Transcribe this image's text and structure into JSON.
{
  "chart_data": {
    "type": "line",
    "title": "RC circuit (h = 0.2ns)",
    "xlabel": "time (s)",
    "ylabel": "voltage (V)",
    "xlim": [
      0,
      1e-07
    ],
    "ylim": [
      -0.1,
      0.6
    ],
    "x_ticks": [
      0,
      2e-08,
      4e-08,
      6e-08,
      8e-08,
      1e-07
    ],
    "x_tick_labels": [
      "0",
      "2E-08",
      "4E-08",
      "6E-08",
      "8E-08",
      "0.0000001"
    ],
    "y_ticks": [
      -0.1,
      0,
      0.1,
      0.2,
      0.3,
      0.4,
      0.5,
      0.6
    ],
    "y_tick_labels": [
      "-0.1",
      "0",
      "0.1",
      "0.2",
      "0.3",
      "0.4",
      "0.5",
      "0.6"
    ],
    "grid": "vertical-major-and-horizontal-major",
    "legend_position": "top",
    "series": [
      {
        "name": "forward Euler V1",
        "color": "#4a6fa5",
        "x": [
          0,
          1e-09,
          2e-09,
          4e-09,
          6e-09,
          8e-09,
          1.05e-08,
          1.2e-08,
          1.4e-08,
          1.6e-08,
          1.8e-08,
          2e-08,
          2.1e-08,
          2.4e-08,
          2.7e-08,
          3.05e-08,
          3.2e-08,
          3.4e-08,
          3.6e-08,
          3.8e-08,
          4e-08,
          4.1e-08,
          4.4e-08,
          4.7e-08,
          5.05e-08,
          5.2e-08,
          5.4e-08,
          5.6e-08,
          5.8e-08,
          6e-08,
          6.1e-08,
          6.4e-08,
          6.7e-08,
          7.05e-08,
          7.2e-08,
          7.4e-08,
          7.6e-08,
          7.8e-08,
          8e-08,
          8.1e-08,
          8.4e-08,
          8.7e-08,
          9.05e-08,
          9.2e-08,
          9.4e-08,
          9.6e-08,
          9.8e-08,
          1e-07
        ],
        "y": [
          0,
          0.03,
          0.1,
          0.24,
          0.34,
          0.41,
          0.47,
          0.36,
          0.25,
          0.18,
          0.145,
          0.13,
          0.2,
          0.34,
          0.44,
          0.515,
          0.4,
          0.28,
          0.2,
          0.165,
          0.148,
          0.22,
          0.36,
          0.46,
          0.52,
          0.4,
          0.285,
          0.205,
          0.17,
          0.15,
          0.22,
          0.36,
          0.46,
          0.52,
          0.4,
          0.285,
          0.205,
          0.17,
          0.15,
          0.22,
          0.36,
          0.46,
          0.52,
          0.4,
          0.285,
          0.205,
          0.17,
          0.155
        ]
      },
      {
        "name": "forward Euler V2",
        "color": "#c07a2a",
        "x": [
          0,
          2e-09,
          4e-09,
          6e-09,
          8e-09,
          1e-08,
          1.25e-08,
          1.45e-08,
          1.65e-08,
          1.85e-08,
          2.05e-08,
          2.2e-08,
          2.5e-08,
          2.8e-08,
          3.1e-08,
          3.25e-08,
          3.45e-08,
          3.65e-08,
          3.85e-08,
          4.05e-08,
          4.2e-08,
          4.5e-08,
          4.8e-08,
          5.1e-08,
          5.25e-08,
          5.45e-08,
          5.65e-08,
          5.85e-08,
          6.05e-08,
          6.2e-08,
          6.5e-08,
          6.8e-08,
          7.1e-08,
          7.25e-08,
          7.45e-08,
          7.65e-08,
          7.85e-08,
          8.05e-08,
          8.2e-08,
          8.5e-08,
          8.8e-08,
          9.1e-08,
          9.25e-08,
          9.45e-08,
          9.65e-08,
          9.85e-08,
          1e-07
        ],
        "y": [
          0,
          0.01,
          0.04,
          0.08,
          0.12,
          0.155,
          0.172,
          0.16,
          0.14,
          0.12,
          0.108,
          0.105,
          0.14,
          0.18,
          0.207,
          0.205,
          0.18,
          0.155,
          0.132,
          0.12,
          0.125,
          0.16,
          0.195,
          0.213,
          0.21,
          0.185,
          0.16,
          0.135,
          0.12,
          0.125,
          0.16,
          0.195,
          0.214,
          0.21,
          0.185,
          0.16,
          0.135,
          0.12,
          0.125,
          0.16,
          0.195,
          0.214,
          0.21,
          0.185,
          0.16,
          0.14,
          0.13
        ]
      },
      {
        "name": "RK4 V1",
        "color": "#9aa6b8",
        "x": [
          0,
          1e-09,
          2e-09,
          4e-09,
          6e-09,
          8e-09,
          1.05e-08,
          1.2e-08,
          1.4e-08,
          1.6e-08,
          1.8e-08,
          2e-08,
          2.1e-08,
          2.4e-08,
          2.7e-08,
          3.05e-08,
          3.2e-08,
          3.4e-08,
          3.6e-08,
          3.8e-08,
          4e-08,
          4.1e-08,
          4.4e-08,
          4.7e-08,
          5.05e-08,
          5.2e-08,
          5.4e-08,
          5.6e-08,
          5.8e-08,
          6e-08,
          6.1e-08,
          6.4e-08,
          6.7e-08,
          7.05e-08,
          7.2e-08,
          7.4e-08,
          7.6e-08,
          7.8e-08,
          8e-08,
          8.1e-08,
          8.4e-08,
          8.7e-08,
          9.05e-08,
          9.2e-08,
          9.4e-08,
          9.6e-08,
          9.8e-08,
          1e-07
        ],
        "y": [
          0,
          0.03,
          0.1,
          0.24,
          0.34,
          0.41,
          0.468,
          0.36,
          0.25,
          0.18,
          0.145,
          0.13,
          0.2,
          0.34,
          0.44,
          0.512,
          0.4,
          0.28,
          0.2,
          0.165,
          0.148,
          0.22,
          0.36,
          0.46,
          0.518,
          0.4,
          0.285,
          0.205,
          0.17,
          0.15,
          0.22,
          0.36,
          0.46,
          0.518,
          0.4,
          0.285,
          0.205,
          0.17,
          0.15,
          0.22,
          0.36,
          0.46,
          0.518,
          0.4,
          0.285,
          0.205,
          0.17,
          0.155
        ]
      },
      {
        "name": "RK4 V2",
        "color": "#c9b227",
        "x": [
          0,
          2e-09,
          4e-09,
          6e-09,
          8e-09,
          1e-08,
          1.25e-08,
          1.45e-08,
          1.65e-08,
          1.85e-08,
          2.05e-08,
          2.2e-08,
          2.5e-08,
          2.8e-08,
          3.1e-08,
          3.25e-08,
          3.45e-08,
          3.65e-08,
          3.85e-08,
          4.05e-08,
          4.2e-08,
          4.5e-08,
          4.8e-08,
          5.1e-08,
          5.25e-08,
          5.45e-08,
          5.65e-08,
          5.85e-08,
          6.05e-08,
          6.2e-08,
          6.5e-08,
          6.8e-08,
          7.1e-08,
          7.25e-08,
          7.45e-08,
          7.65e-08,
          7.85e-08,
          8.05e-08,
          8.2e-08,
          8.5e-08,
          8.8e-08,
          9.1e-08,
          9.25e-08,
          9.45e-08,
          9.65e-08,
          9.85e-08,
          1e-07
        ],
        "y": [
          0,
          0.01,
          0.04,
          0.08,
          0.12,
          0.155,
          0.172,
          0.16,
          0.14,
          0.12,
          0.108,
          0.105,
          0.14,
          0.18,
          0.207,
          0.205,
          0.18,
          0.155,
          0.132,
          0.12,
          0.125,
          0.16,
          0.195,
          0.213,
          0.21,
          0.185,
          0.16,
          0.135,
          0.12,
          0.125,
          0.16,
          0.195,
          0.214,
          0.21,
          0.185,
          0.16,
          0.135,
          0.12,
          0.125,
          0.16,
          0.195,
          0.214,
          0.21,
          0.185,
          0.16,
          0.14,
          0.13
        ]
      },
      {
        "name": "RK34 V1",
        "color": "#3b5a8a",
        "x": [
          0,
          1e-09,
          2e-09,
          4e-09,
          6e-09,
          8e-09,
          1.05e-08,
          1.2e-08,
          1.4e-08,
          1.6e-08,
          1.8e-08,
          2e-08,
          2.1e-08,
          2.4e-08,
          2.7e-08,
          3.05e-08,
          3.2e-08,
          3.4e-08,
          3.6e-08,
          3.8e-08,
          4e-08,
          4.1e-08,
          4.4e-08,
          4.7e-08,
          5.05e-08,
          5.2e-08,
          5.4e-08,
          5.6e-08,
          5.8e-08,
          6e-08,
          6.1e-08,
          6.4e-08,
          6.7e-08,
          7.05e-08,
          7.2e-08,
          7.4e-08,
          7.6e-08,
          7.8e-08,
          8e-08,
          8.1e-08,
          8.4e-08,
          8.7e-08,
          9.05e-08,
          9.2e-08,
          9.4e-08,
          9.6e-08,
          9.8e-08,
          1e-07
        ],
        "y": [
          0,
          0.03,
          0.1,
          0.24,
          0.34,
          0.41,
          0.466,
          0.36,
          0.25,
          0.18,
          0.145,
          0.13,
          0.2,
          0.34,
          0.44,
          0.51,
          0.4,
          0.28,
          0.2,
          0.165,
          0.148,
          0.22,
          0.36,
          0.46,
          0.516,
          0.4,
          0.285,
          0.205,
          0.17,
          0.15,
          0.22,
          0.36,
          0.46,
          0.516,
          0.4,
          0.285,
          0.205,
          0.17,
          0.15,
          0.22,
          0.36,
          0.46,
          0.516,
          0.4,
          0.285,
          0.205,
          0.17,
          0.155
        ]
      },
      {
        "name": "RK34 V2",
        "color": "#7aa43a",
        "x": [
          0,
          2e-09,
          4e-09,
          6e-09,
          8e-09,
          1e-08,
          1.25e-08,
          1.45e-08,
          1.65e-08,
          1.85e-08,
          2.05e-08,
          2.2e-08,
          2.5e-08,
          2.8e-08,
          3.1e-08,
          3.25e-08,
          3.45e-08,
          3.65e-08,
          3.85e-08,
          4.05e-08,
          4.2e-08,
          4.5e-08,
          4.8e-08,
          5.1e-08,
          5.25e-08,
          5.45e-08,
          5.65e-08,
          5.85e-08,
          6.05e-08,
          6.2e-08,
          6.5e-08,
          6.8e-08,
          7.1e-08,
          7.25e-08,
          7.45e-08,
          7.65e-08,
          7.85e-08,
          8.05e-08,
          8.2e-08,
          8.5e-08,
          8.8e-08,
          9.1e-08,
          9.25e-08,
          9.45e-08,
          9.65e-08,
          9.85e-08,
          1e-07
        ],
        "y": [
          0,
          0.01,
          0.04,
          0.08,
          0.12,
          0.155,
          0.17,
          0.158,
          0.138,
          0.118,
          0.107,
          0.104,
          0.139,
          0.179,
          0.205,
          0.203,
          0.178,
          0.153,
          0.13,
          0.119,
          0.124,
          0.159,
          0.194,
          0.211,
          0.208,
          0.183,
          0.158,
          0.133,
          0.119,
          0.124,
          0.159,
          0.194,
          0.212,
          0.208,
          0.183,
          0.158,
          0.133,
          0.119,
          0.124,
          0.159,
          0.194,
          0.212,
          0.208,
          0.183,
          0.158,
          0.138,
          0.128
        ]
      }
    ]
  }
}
*****
Task – Which lines hold the string "name"? List them all.

Completed task –
        "name": "forward Euler V1",
        "name": "forward Euler V2",
        "name": "RK4 V1",
        "name": "RK4 V2",
        "name": "RK34 V1",
        "name": "RK34 V2",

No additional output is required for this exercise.